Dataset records
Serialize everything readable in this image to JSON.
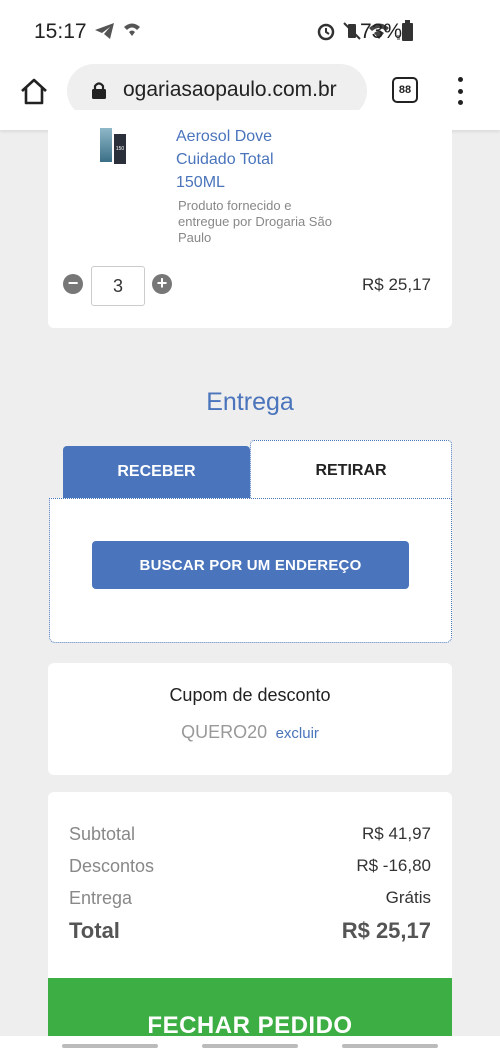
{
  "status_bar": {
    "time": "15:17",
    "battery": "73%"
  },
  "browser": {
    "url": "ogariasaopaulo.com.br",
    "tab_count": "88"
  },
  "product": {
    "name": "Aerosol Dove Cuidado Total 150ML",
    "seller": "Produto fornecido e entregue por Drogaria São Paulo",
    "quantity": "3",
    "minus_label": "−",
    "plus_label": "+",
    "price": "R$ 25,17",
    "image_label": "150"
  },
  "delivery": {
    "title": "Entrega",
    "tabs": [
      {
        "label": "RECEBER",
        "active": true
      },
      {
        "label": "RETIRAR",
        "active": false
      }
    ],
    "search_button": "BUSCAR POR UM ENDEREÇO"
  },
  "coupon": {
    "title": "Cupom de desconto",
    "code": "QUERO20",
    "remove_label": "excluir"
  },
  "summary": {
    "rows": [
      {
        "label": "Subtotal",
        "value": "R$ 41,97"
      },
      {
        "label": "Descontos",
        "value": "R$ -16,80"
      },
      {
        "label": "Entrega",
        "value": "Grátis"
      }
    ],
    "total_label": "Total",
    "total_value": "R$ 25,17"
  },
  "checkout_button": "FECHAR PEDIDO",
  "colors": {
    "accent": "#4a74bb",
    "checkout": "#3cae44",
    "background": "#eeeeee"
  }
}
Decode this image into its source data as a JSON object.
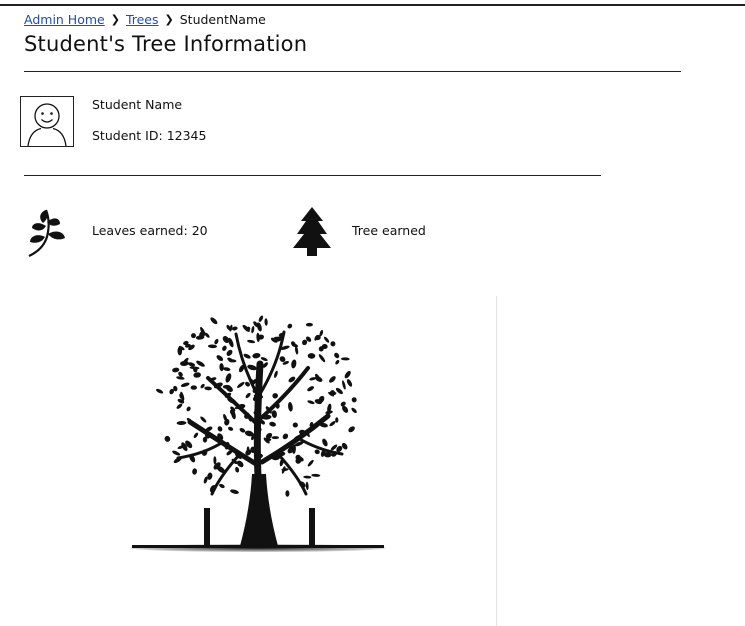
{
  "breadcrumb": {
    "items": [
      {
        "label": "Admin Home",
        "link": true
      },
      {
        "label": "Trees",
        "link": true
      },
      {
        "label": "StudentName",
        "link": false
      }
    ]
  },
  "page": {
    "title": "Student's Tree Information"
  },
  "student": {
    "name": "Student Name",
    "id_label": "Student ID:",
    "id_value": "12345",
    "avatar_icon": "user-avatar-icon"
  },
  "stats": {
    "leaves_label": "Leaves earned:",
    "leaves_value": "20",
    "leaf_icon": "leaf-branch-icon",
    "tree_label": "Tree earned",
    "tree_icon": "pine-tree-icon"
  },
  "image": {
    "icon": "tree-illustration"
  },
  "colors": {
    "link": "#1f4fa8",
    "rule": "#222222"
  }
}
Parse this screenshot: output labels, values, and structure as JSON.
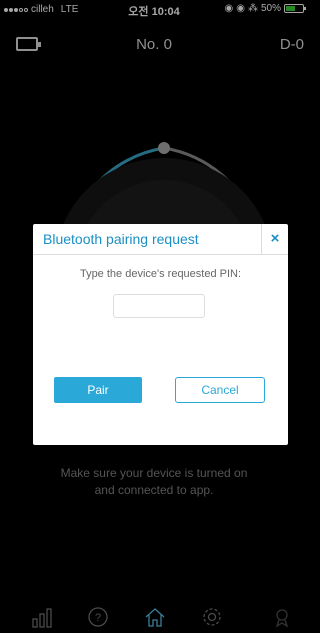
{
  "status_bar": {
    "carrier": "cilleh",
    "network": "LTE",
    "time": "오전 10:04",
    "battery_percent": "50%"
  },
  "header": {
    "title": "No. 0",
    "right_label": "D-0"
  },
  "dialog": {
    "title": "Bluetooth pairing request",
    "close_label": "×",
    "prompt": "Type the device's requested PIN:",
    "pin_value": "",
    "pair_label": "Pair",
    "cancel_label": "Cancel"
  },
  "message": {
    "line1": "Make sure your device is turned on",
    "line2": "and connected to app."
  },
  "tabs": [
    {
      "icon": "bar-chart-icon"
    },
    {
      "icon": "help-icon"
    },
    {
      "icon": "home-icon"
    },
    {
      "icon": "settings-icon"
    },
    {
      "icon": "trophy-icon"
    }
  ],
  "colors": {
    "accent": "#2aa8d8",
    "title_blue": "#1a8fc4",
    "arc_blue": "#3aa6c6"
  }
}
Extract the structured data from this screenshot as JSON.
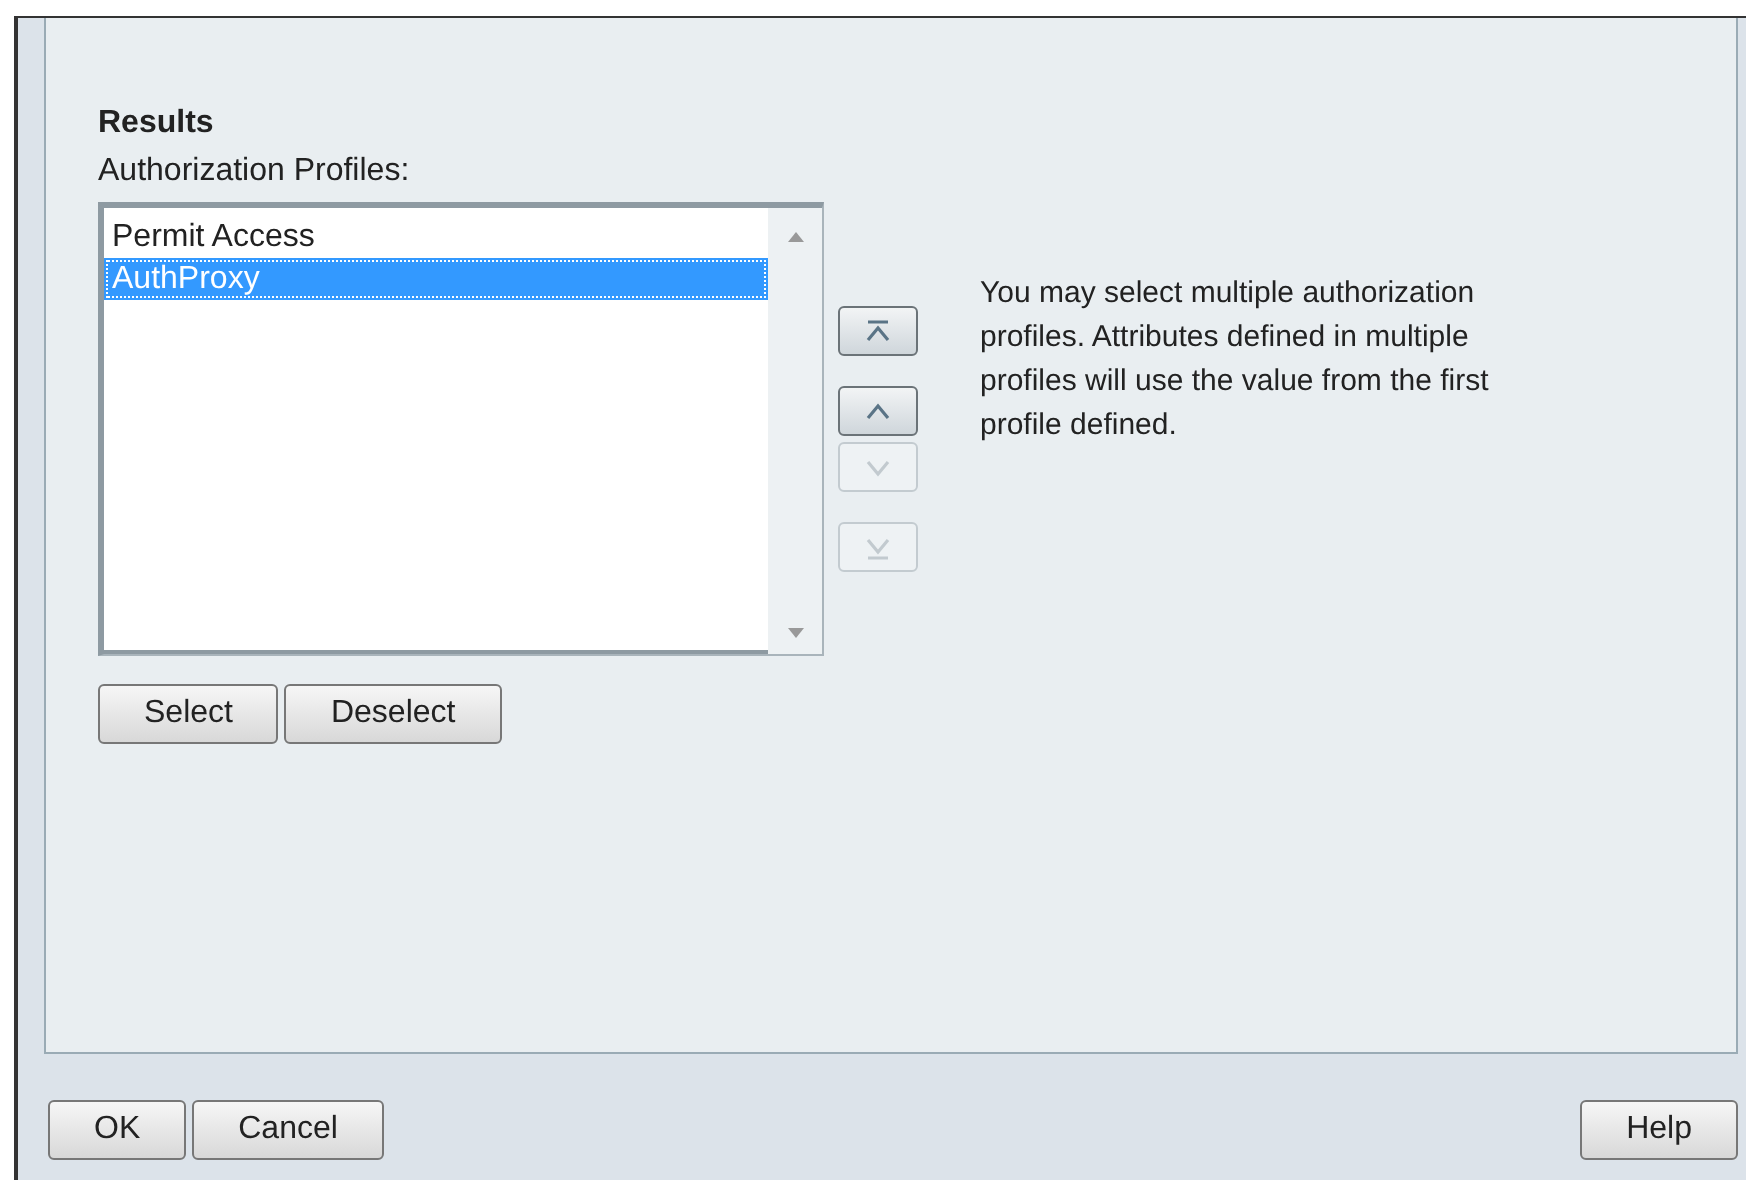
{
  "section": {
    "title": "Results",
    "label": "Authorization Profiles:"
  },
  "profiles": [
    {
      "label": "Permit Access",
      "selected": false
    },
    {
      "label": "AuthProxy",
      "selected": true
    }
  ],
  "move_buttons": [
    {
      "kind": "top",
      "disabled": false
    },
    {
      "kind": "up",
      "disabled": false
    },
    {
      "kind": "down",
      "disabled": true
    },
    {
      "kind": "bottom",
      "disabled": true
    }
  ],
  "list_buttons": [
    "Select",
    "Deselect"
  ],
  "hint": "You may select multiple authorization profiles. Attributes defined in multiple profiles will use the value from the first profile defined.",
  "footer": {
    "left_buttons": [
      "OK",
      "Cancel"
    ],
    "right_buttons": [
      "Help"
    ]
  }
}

==

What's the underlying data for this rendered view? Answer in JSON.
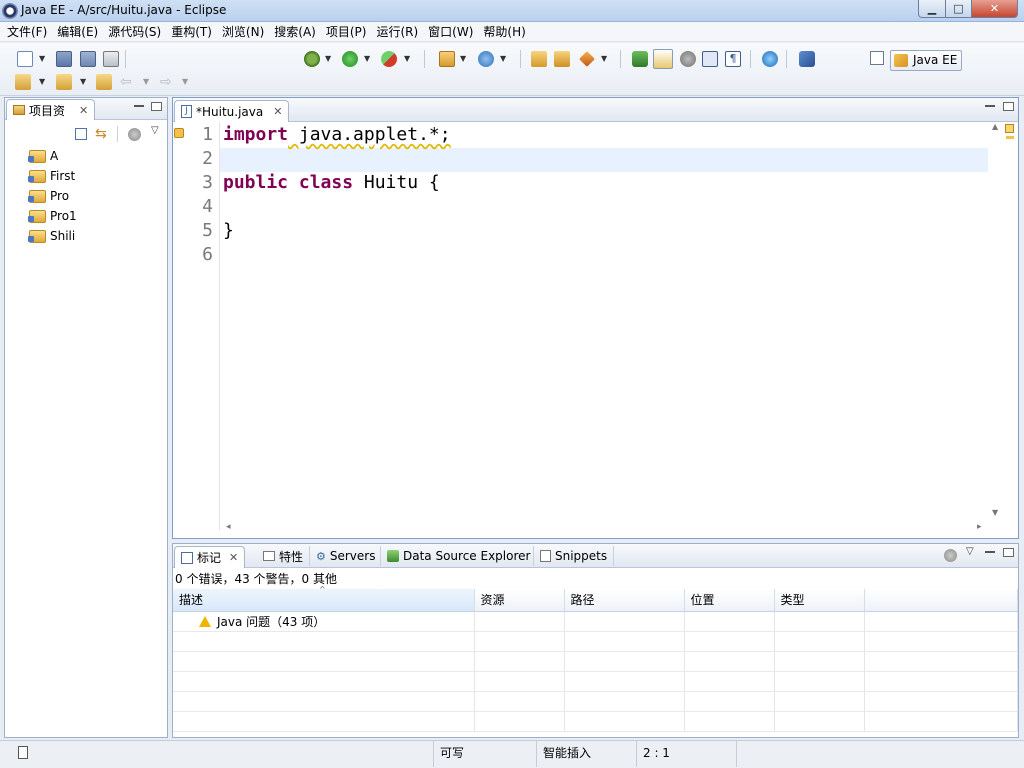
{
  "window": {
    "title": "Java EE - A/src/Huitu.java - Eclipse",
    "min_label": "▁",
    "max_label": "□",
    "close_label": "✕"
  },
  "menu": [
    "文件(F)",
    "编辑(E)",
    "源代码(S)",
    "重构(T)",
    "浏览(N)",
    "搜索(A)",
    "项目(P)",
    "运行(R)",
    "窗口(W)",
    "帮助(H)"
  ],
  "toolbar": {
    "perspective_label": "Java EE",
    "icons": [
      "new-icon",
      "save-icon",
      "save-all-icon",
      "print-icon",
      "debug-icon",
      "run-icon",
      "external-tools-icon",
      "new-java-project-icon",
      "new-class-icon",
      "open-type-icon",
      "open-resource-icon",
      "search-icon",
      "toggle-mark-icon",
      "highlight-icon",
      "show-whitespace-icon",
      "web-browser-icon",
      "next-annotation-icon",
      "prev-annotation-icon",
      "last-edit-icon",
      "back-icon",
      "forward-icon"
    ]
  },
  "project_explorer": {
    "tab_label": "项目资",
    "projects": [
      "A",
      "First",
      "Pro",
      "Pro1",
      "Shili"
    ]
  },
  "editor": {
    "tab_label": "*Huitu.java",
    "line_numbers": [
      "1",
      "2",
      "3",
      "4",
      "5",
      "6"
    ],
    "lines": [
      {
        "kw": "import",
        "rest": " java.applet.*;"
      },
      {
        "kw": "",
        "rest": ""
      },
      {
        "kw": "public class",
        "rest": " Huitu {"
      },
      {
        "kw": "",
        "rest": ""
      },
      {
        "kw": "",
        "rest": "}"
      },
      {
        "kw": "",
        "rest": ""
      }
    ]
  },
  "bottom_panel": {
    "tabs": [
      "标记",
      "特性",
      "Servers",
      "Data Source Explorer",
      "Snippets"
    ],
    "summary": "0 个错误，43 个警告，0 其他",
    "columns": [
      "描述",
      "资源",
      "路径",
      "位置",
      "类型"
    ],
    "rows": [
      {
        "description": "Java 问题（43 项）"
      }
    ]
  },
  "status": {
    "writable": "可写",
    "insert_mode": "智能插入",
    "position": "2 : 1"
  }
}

==

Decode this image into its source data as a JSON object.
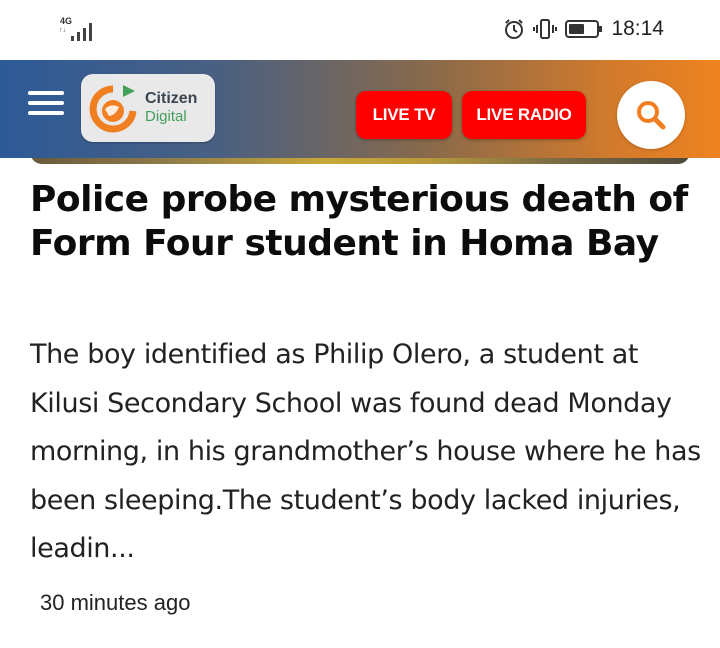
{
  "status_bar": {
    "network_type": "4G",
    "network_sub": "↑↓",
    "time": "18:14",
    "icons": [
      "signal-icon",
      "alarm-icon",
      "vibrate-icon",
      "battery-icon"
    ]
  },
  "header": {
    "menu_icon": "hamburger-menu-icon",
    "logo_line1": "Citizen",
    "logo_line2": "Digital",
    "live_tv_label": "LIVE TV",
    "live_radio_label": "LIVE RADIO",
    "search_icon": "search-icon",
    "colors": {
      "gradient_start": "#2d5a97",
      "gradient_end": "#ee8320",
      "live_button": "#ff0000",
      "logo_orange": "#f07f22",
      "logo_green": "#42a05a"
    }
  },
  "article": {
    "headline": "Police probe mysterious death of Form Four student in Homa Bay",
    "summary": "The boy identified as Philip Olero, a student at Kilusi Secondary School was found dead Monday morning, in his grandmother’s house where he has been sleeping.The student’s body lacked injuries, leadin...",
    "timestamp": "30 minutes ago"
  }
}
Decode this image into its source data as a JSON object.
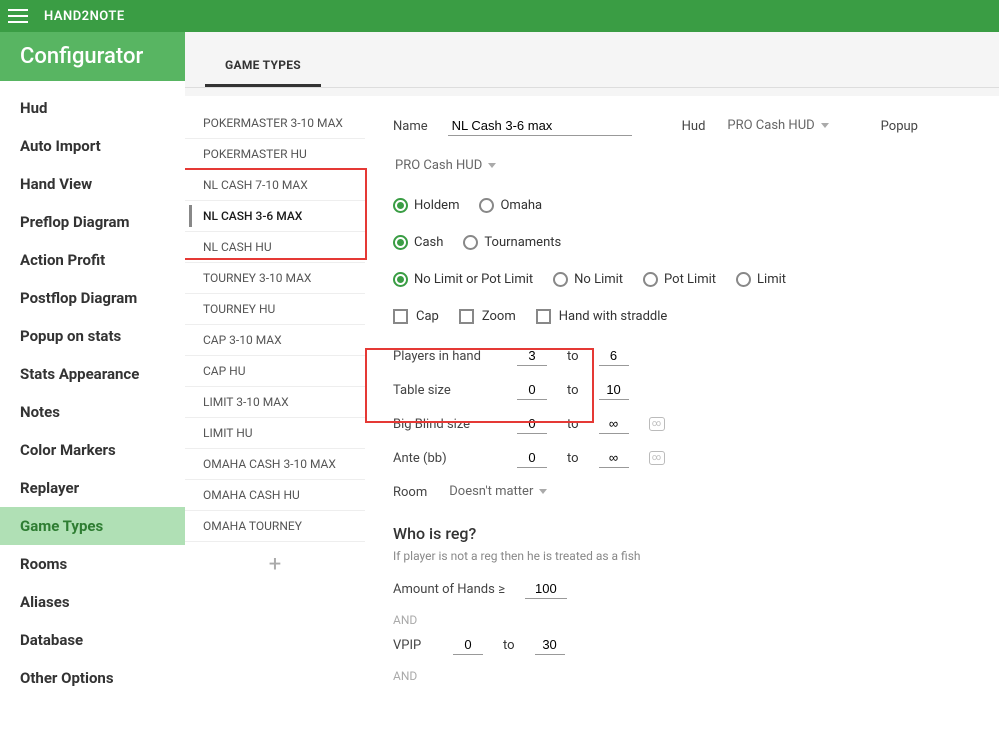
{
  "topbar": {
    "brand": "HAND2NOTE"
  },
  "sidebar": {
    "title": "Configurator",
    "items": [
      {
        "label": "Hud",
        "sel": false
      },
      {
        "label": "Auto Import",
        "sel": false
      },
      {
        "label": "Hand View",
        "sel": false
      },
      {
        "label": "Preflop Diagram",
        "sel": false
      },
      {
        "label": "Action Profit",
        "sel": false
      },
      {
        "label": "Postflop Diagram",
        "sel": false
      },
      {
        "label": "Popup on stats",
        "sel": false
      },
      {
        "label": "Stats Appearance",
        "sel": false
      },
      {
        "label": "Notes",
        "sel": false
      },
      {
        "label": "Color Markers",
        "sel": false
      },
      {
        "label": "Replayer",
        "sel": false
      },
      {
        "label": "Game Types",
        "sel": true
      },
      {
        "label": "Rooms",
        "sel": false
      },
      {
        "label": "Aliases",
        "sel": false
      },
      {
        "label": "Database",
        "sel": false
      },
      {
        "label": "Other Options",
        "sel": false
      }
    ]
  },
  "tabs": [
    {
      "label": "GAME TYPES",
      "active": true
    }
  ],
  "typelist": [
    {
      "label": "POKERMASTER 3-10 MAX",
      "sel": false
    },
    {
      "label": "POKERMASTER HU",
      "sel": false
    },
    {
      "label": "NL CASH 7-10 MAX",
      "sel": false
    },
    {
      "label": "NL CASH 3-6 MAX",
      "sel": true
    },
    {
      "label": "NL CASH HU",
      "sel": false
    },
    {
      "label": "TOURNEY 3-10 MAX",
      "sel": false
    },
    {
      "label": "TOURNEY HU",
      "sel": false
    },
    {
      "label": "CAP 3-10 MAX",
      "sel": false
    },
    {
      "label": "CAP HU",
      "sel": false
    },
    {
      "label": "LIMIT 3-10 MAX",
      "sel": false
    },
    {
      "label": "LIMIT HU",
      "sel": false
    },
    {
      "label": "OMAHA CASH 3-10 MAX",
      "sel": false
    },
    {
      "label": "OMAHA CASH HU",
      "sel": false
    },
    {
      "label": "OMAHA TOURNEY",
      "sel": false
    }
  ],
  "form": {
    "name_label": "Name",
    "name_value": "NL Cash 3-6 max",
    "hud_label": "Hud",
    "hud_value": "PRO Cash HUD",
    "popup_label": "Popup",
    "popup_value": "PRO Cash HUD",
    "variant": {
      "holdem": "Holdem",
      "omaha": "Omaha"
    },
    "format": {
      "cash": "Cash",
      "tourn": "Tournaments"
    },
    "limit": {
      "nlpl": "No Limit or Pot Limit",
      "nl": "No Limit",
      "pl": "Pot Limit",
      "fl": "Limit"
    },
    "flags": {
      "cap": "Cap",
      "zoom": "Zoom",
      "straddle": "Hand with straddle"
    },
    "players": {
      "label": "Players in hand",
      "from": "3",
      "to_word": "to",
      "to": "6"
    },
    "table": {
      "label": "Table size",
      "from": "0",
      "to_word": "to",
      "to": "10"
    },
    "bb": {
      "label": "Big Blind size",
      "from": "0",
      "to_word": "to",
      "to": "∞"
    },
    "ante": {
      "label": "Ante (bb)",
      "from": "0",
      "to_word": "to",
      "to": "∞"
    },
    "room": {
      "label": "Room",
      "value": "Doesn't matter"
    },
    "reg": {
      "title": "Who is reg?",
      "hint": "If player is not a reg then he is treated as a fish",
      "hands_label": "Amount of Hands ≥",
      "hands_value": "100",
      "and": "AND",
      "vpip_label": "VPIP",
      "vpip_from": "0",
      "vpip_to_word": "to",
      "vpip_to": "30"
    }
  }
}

Work to do
Check every line of the listing for the string "annotation" and report how many lines have it, as a number alone.

Expected output
2